What you are asked to do:
All entries are to be quoted exactly; the images stay out of the copy.

** BEGIN Records provided **

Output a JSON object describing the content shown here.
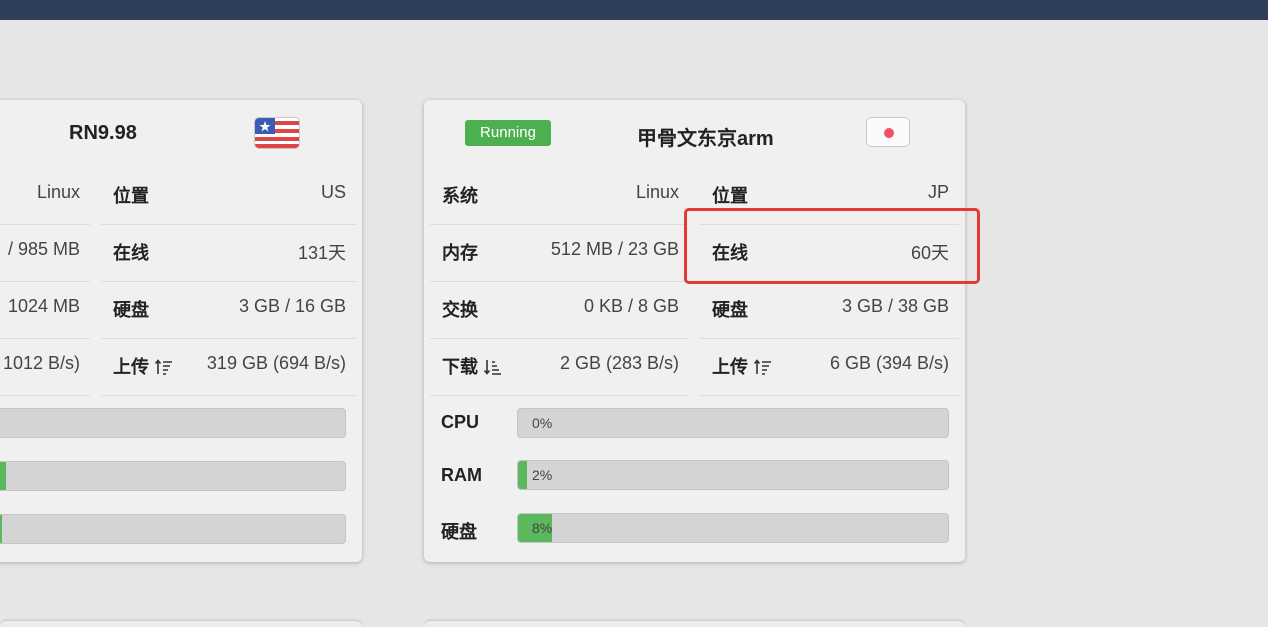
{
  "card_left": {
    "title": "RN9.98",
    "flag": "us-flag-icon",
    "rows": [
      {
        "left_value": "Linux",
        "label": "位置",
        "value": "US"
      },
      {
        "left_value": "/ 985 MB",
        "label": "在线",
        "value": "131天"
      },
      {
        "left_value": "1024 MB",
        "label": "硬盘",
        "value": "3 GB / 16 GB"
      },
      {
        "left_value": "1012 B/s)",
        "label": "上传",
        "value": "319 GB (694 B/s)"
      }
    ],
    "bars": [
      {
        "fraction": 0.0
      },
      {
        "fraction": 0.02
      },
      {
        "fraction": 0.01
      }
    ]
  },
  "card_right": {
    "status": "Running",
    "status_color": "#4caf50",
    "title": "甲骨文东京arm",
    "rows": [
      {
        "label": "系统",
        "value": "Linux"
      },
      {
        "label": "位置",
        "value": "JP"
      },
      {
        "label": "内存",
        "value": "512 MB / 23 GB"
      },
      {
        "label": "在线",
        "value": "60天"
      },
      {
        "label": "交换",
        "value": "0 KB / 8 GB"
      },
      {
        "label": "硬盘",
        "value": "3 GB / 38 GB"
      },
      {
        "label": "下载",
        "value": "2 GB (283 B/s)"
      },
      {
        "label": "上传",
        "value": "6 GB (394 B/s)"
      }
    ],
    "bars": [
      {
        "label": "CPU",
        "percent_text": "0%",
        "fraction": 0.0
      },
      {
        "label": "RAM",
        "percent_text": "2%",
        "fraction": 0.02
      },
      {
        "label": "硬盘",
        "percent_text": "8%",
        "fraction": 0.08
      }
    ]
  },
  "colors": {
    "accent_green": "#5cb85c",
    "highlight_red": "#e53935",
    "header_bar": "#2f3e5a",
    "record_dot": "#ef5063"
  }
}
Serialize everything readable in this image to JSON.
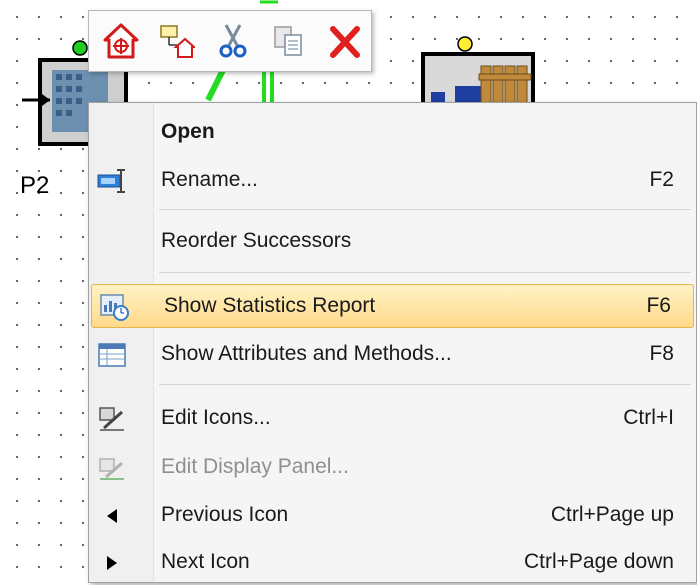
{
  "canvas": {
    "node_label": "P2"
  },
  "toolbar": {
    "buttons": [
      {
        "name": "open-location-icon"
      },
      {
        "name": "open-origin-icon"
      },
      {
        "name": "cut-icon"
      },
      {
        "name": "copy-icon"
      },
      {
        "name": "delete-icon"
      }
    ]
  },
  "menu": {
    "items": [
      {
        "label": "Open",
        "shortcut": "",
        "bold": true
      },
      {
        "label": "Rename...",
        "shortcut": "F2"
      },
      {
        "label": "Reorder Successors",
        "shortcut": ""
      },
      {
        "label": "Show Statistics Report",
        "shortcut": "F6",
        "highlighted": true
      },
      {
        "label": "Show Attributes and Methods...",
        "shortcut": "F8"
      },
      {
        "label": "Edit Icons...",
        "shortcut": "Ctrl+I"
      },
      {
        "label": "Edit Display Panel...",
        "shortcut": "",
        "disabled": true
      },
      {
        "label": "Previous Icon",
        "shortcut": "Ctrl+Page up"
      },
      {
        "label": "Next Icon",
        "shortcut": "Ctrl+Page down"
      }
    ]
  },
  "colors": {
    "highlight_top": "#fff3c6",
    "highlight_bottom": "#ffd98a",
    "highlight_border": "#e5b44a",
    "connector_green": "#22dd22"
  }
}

** END Records provided **

Final result:
Output a JSON object describing the content shown here.
{
  "card_left": {
    "title": "RN9.98",
    "flag": "us-flag-icon",
    "rows": [
      {
        "left_value": "Linux",
        "label": "位置",
        "value": "US"
      },
      {
        "left_value": "/ 985 MB",
        "label": "在线",
        "value": "131天"
      },
      {
        "left_value": "1024 MB",
        "label": "硬盘",
        "value": "3 GB / 16 GB"
      },
      {
        "left_value": "1012 B/s)",
        "label": "上传",
        "value": "319 GB (694 B/s)"
      }
    ],
    "bars": [
      {
        "fraction": 0.0
      },
      {
        "fraction": 0.02
      },
      {
        "fraction": 0.01
      }
    ]
  },
  "card_right": {
    "status": "Running",
    "status_color": "#4caf50",
    "title": "甲骨文东京arm",
    "rows": [
      {
        "label": "系统",
        "value": "Linux"
      },
      {
        "label": "位置",
        "value": "JP"
      },
      {
        "label": "内存",
        "value": "512 MB / 23 GB"
      },
      {
        "label": "在线",
        "value": "60天"
      },
      {
        "label": "交换",
        "value": "0 KB / 8 GB"
      },
      {
        "label": "硬盘",
        "value": "3 GB / 38 GB"
      },
      {
        "label": "下载",
        "value": "2 GB (283 B/s)"
      },
      {
        "label": "上传",
        "value": "6 GB (394 B/s)"
      }
    ],
    "bars": [
      {
        "label": "CPU",
        "percent_text": "0%",
        "fraction": 0.0
      },
      {
        "label": "RAM",
        "percent_text": "2%",
        "fraction": 0.02
      },
      {
        "label": "硬盘",
        "percent_text": "8%",
        "fraction": 0.08
      }
    ]
  },
  "colors": {
    "accent_green": "#5cb85c",
    "highlight_red": "#e53935",
    "header_bar": "#2f3e5a",
    "record_dot": "#ef5063"
  }
}
Serialize everything readable in this image to JSON.
{
  "canvas": {
    "node_label": "P2"
  },
  "toolbar": {
    "buttons": [
      {
        "name": "open-location-icon"
      },
      {
        "name": "open-origin-icon"
      },
      {
        "name": "cut-icon"
      },
      {
        "name": "copy-icon"
      },
      {
        "name": "delete-icon"
      }
    ]
  },
  "menu": {
    "items": [
      {
        "label": "Open",
        "shortcut": "",
        "bold": true
      },
      {
        "label": "Rename...",
        "shortcut": "F2"
      },
      {
        "label": "Reorder Successors",
        "shortcut": ""
      },
      {
        "label": "Show Statistics Report",
        "shortcut": "F6",
        "highlighted": true
      },
      {
        "label": "Show Attributes and Methods...",
        "shortcut": "F8"
      },
      {
        "label": "Edit Icons...",
        "shortcut": "Ctrl+I"
      },
      {
        "label": "Edit Display Panel...",
        "shortcut": "",
        "disabled": true
      },
      {
        "label": "Previous Icon",
        "shortcut": "Ctrl+Page up"
      },
      {
        "label": "Next Icon",
        "shortcut": "Ctrl+Page down"
      }
    ]
  },
  "colors": {
    "highlight_top": "#fff3c6",
    "highlight_bottom": "#ffd98a",
    "highlight_border": "#e5b44a",
    "connector_green": "#22dd22"
  }
}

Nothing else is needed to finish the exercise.